* _REQUEST A_
Answer these questions about the passage on bankers who write novels:
(i) Which old writer's adage does it quote?
(ii) How wide were the doors of the underground safe at Bingham's investment bank?
(iii) How many years did the writer spend in investment banking before writing Something I'm Not?
* _REQUEST B_
Extend the passage on bankers who write novels by a few paragraphs, starting after its final sentence.

The moral dimension of these narratives will not be lost on many authors of the genre. The path of self-discovery taken by the characters often mirrors the personal journey taken by the novelists themselves – hardly surprising, given the old writer’s adage that you should ‘write what you know’, and the rumour that what all bankers are actually doing in all-night meetings is drafting that best-selling debut novel in their heads. Bingham worked for an investment bank which had an underground safe so large it had doors wide enough for two people abreast to walk through. ‘When I saw the scale of it for real I just knew I had to put it in a novel,’ he says. And it’s not just the settings. For those of us who have survived the competitive corporate jungle – and I worked in investment banking for ten years, before writing Something I’m Not – the primitive human impulses at work in corporate or office environments are too juicy to resist skewering in fiction.

Bounding box annotations:
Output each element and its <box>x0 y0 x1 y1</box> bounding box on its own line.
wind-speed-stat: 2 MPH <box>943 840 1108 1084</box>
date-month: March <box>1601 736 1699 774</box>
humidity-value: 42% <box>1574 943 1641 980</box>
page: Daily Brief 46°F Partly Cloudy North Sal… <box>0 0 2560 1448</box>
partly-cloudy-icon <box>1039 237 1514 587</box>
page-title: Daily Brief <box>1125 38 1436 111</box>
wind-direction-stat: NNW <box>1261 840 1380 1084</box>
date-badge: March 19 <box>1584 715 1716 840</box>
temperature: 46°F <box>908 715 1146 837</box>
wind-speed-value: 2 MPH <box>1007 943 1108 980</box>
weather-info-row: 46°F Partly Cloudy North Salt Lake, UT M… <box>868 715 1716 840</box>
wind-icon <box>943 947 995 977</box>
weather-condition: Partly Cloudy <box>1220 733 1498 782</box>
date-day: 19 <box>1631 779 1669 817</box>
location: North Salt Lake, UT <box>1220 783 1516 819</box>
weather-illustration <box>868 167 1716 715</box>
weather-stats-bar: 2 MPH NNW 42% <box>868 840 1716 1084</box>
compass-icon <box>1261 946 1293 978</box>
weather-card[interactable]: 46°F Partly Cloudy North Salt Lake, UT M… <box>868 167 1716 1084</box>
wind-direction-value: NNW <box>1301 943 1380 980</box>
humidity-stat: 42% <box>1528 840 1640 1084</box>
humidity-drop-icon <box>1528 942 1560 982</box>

* _FINAL ANSWER A_
(i) 'Write what you know'
(ii) Wide enough for two people abreast to walk through
(iii) Ten years

* _FINAL ANSWER B_
E, by Matt Beaumont (erstwhile advertising copywriter), unmasks in email form the dog-eat-dog dynamics of the modern office and, several years ahead of comedian Ricky Gervais’s The Office, offers a wince-making exposé of a company in non-communication meltdown. Lucy Kellaway (a Financial Times journalist) taps a similar vein in Who Moved My BlackBerry? Both novels deploy sharp, black humour to lay bare the greed, narcissism and neurosis lurking in the shadow side of many of us. American Psycho, by Bret Easton Ellis, takes this to its logical, disturbing extreme, satirising a slice of Eighties’ Manhattan.
‘You’re a dead man,’ says Patrick Bateman, Easton Ellis’s psychopath protagonist, to the cab driver relieving him of all his branded possessions.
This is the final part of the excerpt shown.